*** RECORDS SUPPLIED

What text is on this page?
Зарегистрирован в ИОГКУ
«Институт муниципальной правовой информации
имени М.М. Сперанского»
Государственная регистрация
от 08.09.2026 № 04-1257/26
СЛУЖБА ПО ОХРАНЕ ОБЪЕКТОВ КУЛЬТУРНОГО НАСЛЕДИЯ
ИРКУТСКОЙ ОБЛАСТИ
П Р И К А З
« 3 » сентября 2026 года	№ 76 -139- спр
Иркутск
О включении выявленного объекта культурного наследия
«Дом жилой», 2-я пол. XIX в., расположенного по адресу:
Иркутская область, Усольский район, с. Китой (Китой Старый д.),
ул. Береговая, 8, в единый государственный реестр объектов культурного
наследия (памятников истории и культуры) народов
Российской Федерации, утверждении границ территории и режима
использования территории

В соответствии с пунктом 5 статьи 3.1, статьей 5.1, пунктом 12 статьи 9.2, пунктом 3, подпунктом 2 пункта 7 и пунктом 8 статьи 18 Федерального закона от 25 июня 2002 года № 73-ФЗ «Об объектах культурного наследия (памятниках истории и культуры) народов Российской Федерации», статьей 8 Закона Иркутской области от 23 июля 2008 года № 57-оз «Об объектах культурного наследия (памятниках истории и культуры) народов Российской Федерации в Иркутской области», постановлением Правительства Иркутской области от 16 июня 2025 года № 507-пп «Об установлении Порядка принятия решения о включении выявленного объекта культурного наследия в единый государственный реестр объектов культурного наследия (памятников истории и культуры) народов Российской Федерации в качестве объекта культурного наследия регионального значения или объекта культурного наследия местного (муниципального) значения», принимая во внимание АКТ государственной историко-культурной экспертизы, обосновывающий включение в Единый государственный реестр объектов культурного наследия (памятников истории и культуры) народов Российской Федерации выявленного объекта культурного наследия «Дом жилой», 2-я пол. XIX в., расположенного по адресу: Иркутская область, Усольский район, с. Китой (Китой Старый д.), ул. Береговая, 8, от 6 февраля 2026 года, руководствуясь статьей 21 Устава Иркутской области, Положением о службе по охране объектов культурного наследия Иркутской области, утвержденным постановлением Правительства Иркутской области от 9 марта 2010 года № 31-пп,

******

* _EXERCISE DESCRIPTION_:
Copy out all lines from the material above that contain the string "территории".

* _FINAL RESULT_:
Российской Федерации, утверждении границ территории и режима
использования территории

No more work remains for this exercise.